SHORT TASK:
Report every line in the listing below where the string "label" shows up.

──────── RECORDS

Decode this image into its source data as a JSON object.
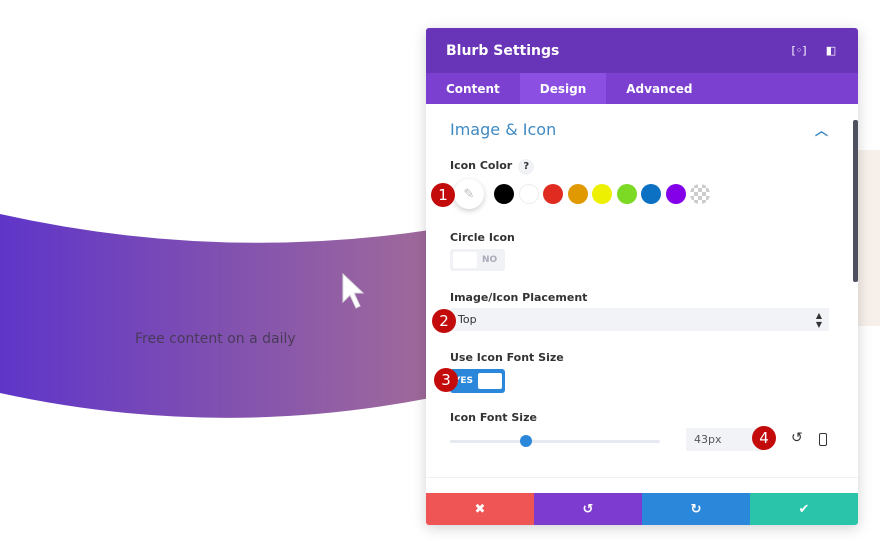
{
  "background": {
    "text": "Free content on a daily",
    "band_color_start": "#5f35c9",
    "band_color_end": "#a06a9a"
  },
  "panel": {
    "title": "Blurb Settings",
    "header_icons": [
      "fullscreen-icon",
      "sidebar-layout-icon"
    ],
    "tabs": [
      {
        "label": "Content",
        "active": false
      },
      {
        "label": "Design",
        "active": true
      },
      {
        "label": "Advanced",
        "active": false
      }
    ],
    "section": {
      "title": "Image & Icon",
      "expanded": true
    },
    "icon_color": {
      "label": "Icon Color",
      "help": "?",
      "swatches": [
        "#000000",
        "#ffffff",
        "#e02b20",
        "#e09900",
        "#edf000",
        "#7cda24",
        "#0c71c3",
        "#8300e9",
        "transparent"
      ]
    },
    "circle_icon": {
      "label": "Circle Icon",
      "value": "NO"
    },
    "placement": {
      "label": "Image/Icon Placement",
      "value": "Top"
    },
    "use_icon_font_size": {
      "label": "Use Icon Font Size",
      "value": "YES"
    },
    "icon_font_size": {
      "label": "Icon Font Size",
      "value": "43px",
      "slider_fraction": 0.36
    },
    "footer": {
      "cancel": "✖",
      "undo": "↺",
      "redo": "↻",
      "save": "✔",
      "colors": [
        "#ef5555",
        "#7e3bd0",
        "#2b87da",
        "#29c4a9"
      ]
    }
  },
  "annotations": [
    "1",
    "2",
    "3",
    "4"
  ]
}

────────────────

RESULT FOR THIS EXERCISE:
        "label": "Content",
        "label": "Design",
        "label": "Advanced",
      "label": "Icon Color",
      "label": "Circle Icon",
      "label": "Image/Icon Placement",
      "label": "Use Icon Font Size",
      "label": "Icon Font Size",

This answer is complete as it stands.